◆ Stored entries ◆
---

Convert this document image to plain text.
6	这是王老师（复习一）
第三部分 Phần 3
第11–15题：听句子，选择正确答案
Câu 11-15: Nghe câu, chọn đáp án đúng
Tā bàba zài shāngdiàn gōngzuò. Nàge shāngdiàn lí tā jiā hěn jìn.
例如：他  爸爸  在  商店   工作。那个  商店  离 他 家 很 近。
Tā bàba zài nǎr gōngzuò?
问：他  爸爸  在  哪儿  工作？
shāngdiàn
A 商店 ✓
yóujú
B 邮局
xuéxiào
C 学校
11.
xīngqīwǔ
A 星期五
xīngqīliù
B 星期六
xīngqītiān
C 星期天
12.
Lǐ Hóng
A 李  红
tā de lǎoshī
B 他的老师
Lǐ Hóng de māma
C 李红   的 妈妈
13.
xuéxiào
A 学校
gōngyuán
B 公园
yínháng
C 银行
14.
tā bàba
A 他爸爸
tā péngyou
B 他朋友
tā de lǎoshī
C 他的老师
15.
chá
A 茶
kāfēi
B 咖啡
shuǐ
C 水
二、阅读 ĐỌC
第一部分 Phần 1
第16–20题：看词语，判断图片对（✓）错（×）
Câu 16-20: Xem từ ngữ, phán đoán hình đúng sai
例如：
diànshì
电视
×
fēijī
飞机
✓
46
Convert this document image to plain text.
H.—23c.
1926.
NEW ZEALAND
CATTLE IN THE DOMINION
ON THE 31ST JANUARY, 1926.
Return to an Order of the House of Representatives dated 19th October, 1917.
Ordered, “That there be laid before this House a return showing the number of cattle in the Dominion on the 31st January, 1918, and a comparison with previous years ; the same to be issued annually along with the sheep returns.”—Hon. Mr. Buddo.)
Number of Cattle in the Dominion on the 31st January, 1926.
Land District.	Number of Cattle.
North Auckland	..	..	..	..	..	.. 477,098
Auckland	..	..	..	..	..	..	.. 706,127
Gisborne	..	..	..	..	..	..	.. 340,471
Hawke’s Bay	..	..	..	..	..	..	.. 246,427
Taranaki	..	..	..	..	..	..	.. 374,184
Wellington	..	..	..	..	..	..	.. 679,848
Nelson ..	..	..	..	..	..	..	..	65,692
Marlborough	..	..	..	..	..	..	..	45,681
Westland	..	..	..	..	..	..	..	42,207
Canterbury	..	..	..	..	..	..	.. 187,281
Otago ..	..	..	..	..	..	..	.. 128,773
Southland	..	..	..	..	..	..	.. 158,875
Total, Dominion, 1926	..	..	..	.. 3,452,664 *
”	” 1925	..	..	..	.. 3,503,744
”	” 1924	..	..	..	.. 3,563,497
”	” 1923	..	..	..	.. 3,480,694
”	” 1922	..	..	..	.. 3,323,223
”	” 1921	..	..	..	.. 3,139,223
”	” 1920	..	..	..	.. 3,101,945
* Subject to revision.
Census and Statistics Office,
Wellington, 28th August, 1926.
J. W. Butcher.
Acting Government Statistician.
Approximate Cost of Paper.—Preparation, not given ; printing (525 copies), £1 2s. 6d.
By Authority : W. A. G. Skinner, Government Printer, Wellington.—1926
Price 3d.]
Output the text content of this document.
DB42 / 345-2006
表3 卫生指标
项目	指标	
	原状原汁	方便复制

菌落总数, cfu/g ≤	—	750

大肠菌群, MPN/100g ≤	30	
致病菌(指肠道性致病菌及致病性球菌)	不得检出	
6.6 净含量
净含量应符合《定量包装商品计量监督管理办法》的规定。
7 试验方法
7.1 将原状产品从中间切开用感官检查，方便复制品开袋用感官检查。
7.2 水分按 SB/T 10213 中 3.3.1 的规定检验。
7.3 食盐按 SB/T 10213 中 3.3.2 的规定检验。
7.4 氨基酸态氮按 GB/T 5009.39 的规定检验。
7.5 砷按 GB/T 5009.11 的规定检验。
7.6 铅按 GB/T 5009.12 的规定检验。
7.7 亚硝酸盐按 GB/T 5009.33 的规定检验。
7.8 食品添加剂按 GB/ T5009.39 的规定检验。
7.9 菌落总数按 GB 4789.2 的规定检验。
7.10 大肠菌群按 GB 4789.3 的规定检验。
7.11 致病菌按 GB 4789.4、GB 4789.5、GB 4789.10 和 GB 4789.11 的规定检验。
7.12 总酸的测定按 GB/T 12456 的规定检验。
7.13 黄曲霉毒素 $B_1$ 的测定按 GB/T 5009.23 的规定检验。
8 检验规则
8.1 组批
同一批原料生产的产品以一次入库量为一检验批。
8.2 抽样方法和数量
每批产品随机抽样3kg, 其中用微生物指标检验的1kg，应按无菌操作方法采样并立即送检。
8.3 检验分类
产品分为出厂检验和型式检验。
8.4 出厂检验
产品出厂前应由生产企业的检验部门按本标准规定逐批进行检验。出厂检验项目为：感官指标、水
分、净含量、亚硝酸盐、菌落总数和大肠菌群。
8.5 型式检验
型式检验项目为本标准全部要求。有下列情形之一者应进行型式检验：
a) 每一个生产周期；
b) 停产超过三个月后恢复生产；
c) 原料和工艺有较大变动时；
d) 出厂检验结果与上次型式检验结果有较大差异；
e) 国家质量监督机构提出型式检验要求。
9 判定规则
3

---

◆ Direction ◆
Exactly reproduce every line found in the records.

◆ Exercise response ◆
Convert this document image to plain text.
6	这是王老师（复习一）
第三部分 Phần 3
第11–15题：听句子，选择正确答案
Câu 11-15: Nghe câu, chọn đáp án đúng
Tā bàba zài shāngdiàn gōngzuò. Nàge shāngdiàn lí tā jiā hěn jìn.
例如：他  爸爸  在  商店   工作。那个  商店  离 他 家 很 近。
Tā bàba zài nǎr gōngzuò?
问：他  爸爸  在  哪儿  工作？
shāngdiàn
A 商店 ✓
yóujú
B 邮局
xuéxiào
C 学校
11.
xīngqīwǔ
A 星期五
xīngqīliù
B 星期六
xīngqītiān
C 星期天
12.
Lǐ Hóng
A 李  红
tā de lǎoshī
B 他的老师
Lǐ Hóng de māma
C 李红   的 妈妈
13.
xuéxiào
A 学校
gōngyuán
B 公园
yínháng
C 银行
14.
tā bàba
A 他爸爸
tā péngyou
B 他朋友
tā de lǎoshī
C 他的老师
15.
chá
A 茶
kāfēi
B 咖啡
shuǐ
C 水
二、阅读 ĐỌC
第一部分 Phần 1
第16–20题：看词语，判断图片对（✓）错（×）
Câu 16-20: Xem từ ngữ, phán đoán hình đúng sai
例如：
diànshì
电视
×
fēijī
飞机
✓
46
Convert this document image to plain text.
H.—23c.
1926.
NEW ZEALAND
CATTLE IN THE DOMINION
ON THE 31ST JANUARY, 1926.
Return to an Order of the House of Representatives dated 19th October, 1917.
Ordered, “That there be laid before this House a return showing the number of cattle in the Dominion on the 31st January, 1918, and a comparison with previous years ; the same to be issued annually along with the sheep returns.”—Hon. Mr. Buddo.)
Number of Cattle in the Dominion on the 31st January, 1926.
Land District.	Number of Cattle.
North Auckland	..	..	..	..	..	.. 477,098
Auckland	..	..	..	..	..	..	.. 706,127
Gisborne	..	..	..	..	..	..	.. 340,471
Hawke’s Bay	..	..	..	..	..	..	.. 246,427
Taranaki	..	..	..	..	..	..	.. 374,184
Wellington	..	..	..	..	..	..	.. 679,848
Nelson ..	..	..	..	..	..	..	..	65,692
Marlborough	..	..	..	..	..	..	..	45,681
Westland	..	..	..	..	..	..	..	42,207
Canterbury	..	..	..	..	..	..	.. 187,281
Otago ..	..	..	..	..	..	..	.. 128,773
Southland	..	..	..	..	..	..	.. 158,875
Total, Dominion, 1926	..	..	..	.. 3,452,664 *
”	” 1925	..	..	..	.. 3,503,744
”	” 1924	..	..	..	.. 3,563,497
”	” 1923	..	..	..	.. 3,480,694
”	” 1922	..	..	..	.. 3,323,223
”	” 1921	..	..	..	.. 3,139,223
”	” 1920	..	..	..	.. 3,101,945
* Subject to revision.
Census and Statistics Office,
Wellington, 28th August, 1926.
J. W. Butcher.
Acting Government Statistician.
Approximate Cost of Paper.—Preparation, not given ; printing (525 copies), £1 2s. 6d.
By Authority : W. A. G. Skinner, Government Printer, Wellington.—1926
Price 3d.]
Output the text content of this document.
DB42 / 345-2006
表3 卫生指标
项目	指标	
	原状原汁	方便复制

菌落总数, cfu/g ≤	—	750

大肠菌群, MPN/100g ≤	30	
致病菌(指肠道性致病菌及致病性球菌)	不得检出	
6.6 净含量
净含量应符合《定量包装商品计量监督管理办法》的规定。
7 试验方法
7.1 将原状产品从中间切开用感官检查，方便复制品开袋用感官检查。
7.2 水分按 SB/T 10213 中 3.3.1 的规定检验。
7.3 食盐按 SB/T 10213 中 3.3.2 的规定检验。
7.4 氨基酸态氮按 GB/T 5009.39 的规定检验。
7.5 砷按 GB/T 5009.11 的规定检验。
7.6 铅按 GB/T 5009.12 的规定检验。
7.7 亚硝酸盐按 GB/T 5009.33 的规定检验。
7.8 食品添加剂按 GB/ T5009.39 的规定检验。
7.9 菌落总数按 GB 4789.2 的规定检验。
7.10 大肠菌群按 GB 4789.3 的规定检验。
7.11 致病菌按 GB 4789.4、GB 4789.5、GB 4789.10 和 GB 4789.11 的规定检验。
7.12 总酸的测定按 GB/T 12456 的规定检验。
7.13 黄曲霉毒素 $B_1$ 的测定按 GB/T 5009.23 的规定检验。
8 检验规则
8.1 组批
同一批原料生产的产品以一次入库量为一检验批。
8.2 抽样方法和数量
每批产品随机抽样3kg, 其中用微生物指标检验的1kg，应按无菌操作方法采样并立即送检。
8.3 检验分类
产品分为出厂检验和型式检验。
8.4 出厂检验
产品出厂前应由生产企业的检验部门按本标准规定逐批进行检验。出厂检验项目为：感官指标、水
分、净含量、亚硝酸盐、菌落总数和大肠菌群。
8.5 型式检验
型式检验项目为本标准全部要求。有下列情形之一者应进行型式检验：
a) 每一个生产周期；
b) 停产超过三个月后恢复生产；
c) 原料和工艺有较大变动时；
d) 出厂检验结果与上次型式检验结果有较大差异；
e) 国家质量监督机构提出型式检验要求。
9 判定规则
3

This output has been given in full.